§ **WHAT NEEDS TO BE DONE**: Your answer should be a single number: the count of lines in the material below that hold "entered".

Recorded data:
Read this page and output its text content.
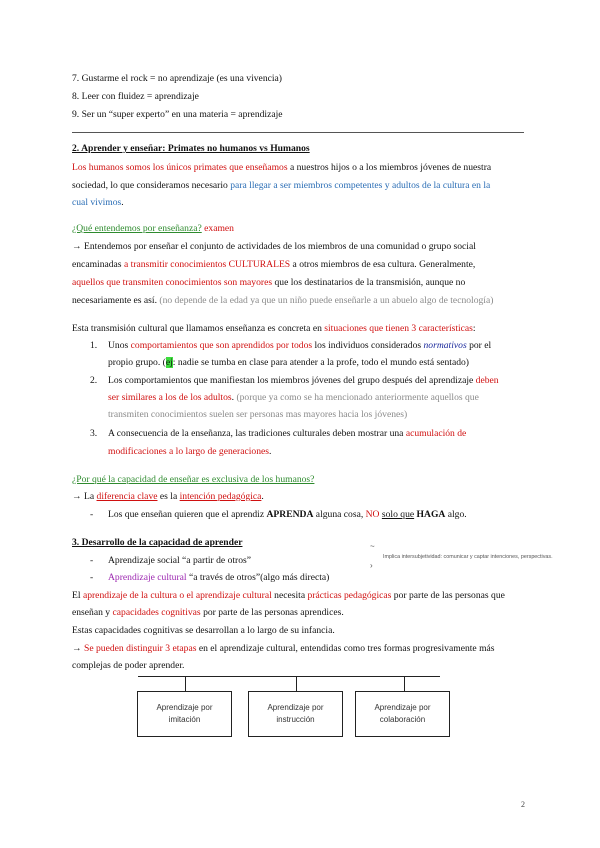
7. Gustarme el rock = no aprendizaje (es una vivencia)
8. Leer con fluidez = aprendizaje
9. Ser un “super experto” en una materia = aprendizaje
2. Aprender y enseñar: Primates no humanos vs Humanos
Los humanos somos los únicos primates que enseñamos a nuestros hijos o a los miembros jóvenes de nuestra
sociedad, lo que consideramos necesario para llegar a ser miembros competentes y adultos de la cultura en la
cual vivimos.
¿Qué entendemos por enseñanza? examen
→ Entendemos por enseñar el conjunto de actividades de los miembros de una comunidad o grupo social
encaminadas a transmitir conocimientos CULTURALES a otros miembros de esa cultura. Generalmente,
aquellos que transmiten conocimientos son mayores que los destinatarios de la transmisión, aunque no
necesariamente es así. (no depende de la edad ya que un niño puede enseñarle a un abuelo algo de tecnología)
Esta transmisión cultural que llamamos enseñanza es concreta en situaciones que tienen 3 características:
1. Unos comportamientos que son aprendidos por todos los individuos considerados normativos por el
propio grupo. (ej: nadie se tumba en clase para atender a la profe, todo el mundo está sentado)
2. Los comportamientos que manifiestan los miembros jóvenes del grupo después del aprendizaje deben
ser similares a los de los adultos. (porque ya como se ha mencionado anteriormente aquellos que
transmiten conocimientos suelen ser personas mas mayores hacia los jóvenes)
3. A consecuencia de la enseñanza, las tradiciones culturales deben mostrar una acumulación de
modificaciones a lo largo de generaciones.
¿Por qué la capacidad de enseñar es exclusiva de los humanos?
→ La diferencia clave es la intención pedagógica.
- Los que enseñan quieren que el aprendiz APRENDA alguna cosa, NO solo que HAGA algo.
3. Desarrollo de la capacidad de aprender
- Aprendizaje social “a partir de otros”
- Aprendizaje cultural “a través de otros”(algo más directa)
~
›
Implica intersubjetividad: comunicar y captar intenciones, perspectivas.
El aprendizaje de la cultura o el aprendizaje cultural necesita prácticas pedagógicas por parte de las personas que
enseñan y capacidades cognitivas por parte de las personas aprendices.
Estas capacidades cognitivas se desarrollan a lo largo de su infancia.
→ Se pueden distinguir 3 etapas en el aprendizaje cultural, entendidas como tres formas progresivamente más
complejas de poder aprender.
Aprendizaje por
imitación
Aprendizaje por
instrucción
Aprendizaje por
colaboración
2
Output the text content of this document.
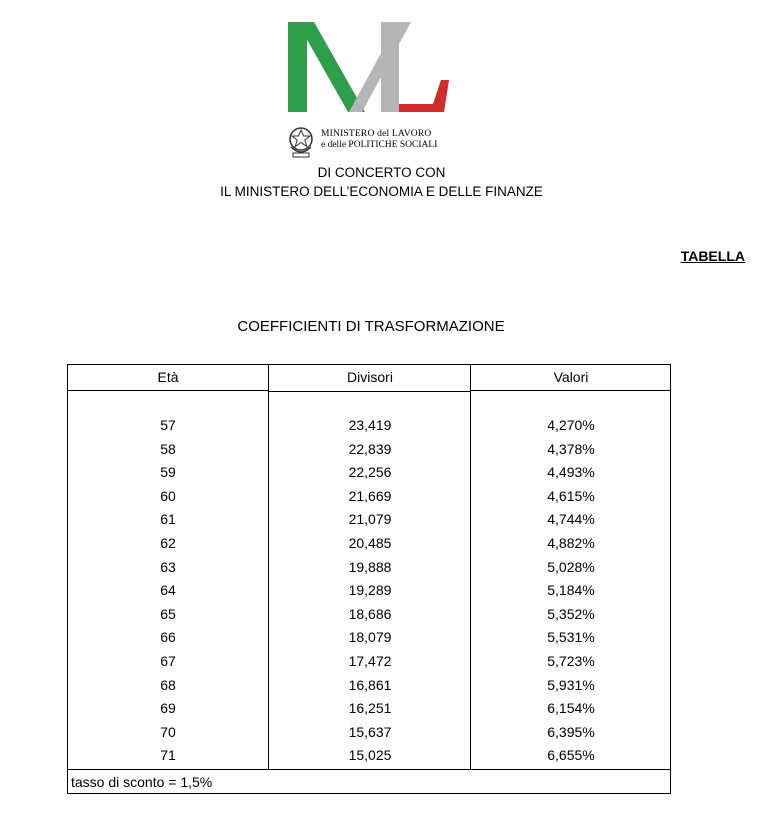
MINISTERO del LAVORO
e delle POLITICHE SOCIALI
DI CONCERTO CON
IL MINISTERO DELL’ECONOMIA E DELLE FINANZE
TABELLA
COEFFICIENTI DI TRASFORMAZIONE
Età	Divisori	Valori
57	23,419	4,270%
58	22,839	4,378%
59	22,256	4,493%
60	21,669	4,615%
61	21,079	4,744%
62	20,485	4,882%
63	19,888	5,028%
64	19,289	5,184%
65	18,686	5,352%
66	18,079	5,531%
67	17,472	5,723%
68	16,861	5,931%
69	16,251	6,154%
70	15,637	6,395%
71	15,025	6,655%
tasso di sconto = 1,5%
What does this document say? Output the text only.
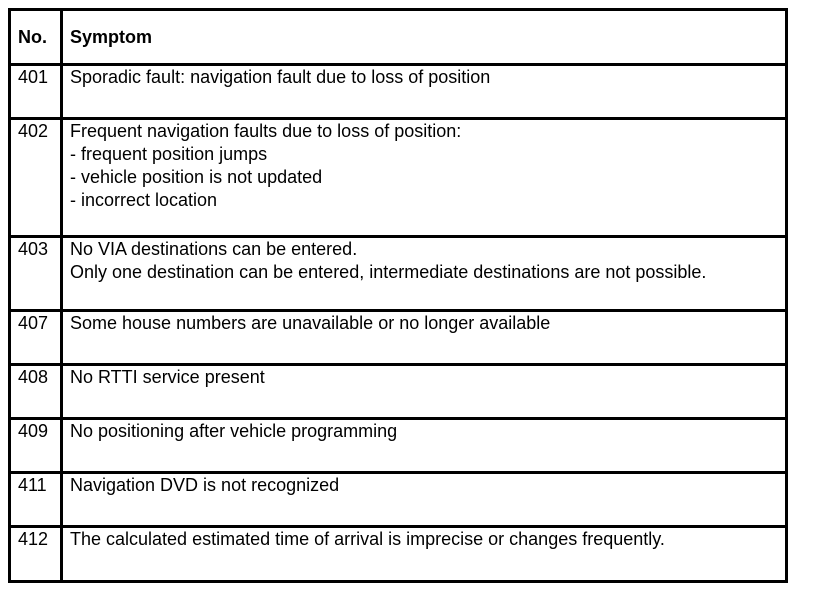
No.	Symptom
401	Sporadic fault: navigation fault due to loss of position

402	Frequent navigation faults due to loss of position:
- frequent position jumps
- vehicle position is not updated
- incorrect location

403	No VIA destinations can be entered.
Only one destination can be entered, intermediate destinations are not possible.

407	Some house numbers are unavailable or no longer available

408	No RTTI service present

409	No positioning after vehicle programming

411	Navigation DVD is not recognized

412	The calculated estimated time of arrival is imprecise or changes frequently.
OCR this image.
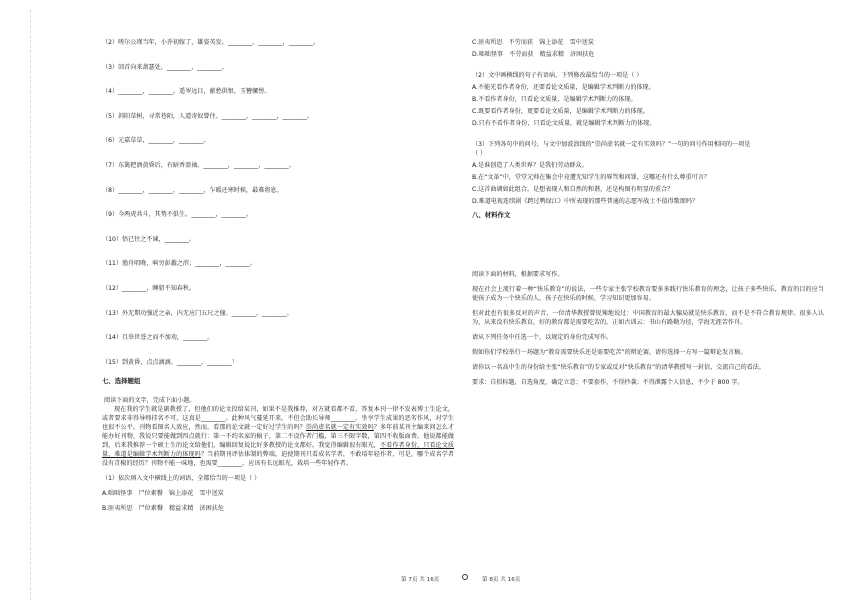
（2）嗟尔公瑾当年，小乔初嫁了，雄姿英发。________，________，________。
（3）回首向来萧瑟处，________，________。
（4）________，________。遥岑远目，献愁供恨，玉簪螺髻。
（5）斜阳草树，寻常巷陌，人道寄奴曾住。________，________，________。
（6）元嘉草草，________，________。
（7）东篱把酒黄昏后，有暗香盈袖。________，________，________。
（8）________，________，________，乍暖还寒时候，最难将息。
（9）今两虎共斗，其势不俱生。________，________。
（10）悟已往之不谏，________。
（11）渔舟唱晚，响穷彭蠡之滨；________，________。
（12）________，睡貂不知春秋。
（13）外无期功强近之亲，内无应门五尺之僮。________，________。
（14）且举世誉之而不加劝，________。
（15）到黄昏，点点滴滴。________，________！
七、选择题组
阅读下面的文字，完成下面小题。
现在我的学生就是副教授了，但他们的论文投给某刊，如果不是我推荐，对方就看都不看，答复本刊一律不发表博士生论文，或者要求非得导师挂名不可，这真是________。此种风气蔓延开来，不但会助长导师________，坐享学生成果的恶劣作风，对学生也很不公平。刊物看图名人效应，然而，看那的论文就一定好过学生的吗？崇尚虚名就一定有实效吗？多年前某刊主编来问怎么才能办好刊物，我说只要能做到四点就行：第一不约名家的稿子，第二不设作者门槛，第三不限字数，第四不收版面费。他说都能做到，后来我推荐一个硕士生的论文给他们，编辑回复说比好多教授的论文都好。我觉得编辑很有眼光，不看作者身份，只看论文质量，难道是编辑学术判断力的体现吗？当前期刊评估体制的弊端，迫使期刊只看成名学者，不敢培年轻作者，可是，哪个成名学者没有青椒的经历？刊物不能一味地，也需要________，应该有长远眼光，栽培一些年轻作者。
（1）依次填入文中横线上的词语，全都恰当的一项是（ ）
A.咄咄怪事　尸位素餐　锦上添花　雪中送炭
B.匪夷所思　尸位素餐　精益求精　济困扶危
C.匪夷所思　不劳而获　锦上添花　雪中送炭
D.咄咄怪事　不劳而获　精益求精　济困扶危
（2）文中画横线的句子有语病，下列修改最恰当的一项是（ ）
A.不能光看作者身份，还要看论文质量，是编辑学术判断力的体现。
B.不看作者身份，只看论文质量，是编辑学术判断力的体现。
C.既要看作者身份，更要看论文质量，是编辑学术判断力的体现。
D.只有不看作者身份，只看论文质量，就是编辑学术判断力的体现。
（3）下列各句中的问号，与文中加波浪线的“崇尚虚名就一定有实效吗？”一句的问号作用相同的一项是
（ ）
A.是谁创造了人类世界？是我们劳动群众。
B.在“文革”中，堂堂元帅在集会中竟遭无知学生的辱骂和问罪，这哪还有什么尊重可言？
C.这首曲调如此组合，是想表现人和自然的和谐，还是构图有明显的重合？
D.难道电视连续剧《跨过鸭绿江》中所表现的那些普通的志愿军战士不值得歌颂吗？
八、材料作文
阅读下面的材料，根据要求写作。
现在社会上流行着一种“快乐教育”的说法，一些专家主张学校教育要多多践行快乐教育的理念，让孩子多些快乐，教育的目的应当使孩子成为一个快乐的人，孩子在快乐的时候，学习知识更加容易。
但对此也有很多反对的声音，一位清华教授曾锐辣地说过：中国教育的最大骗局就是快乐教育，而不是不符合教育规律。很多人认为，从来没有快乐教育，好的教育都是需要吃苦的，正如古训云：书山有路勤为径，学海无涯苦作舟。
请从下列任务中任选一个，以规定的身份完成写作。
假如你们学校举行一场题为“教育需要快乐还是需要吃苦”的辩论赛，请你选择一方写一篇辩论发言稿。
请你以一名高中生的身份给主张“快乐教育”的专家或反对“快乐教育”的清华教授写一封信，交流自己的看法。
要求：自拟标题，自选角度，确定立意；不要套作，不得抄袭；不得泄露个人信息，不少于 800 字。
第 7页 共 16页	第 8页 共 16页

§ **OUTPUT FOR THIS TASK**: 2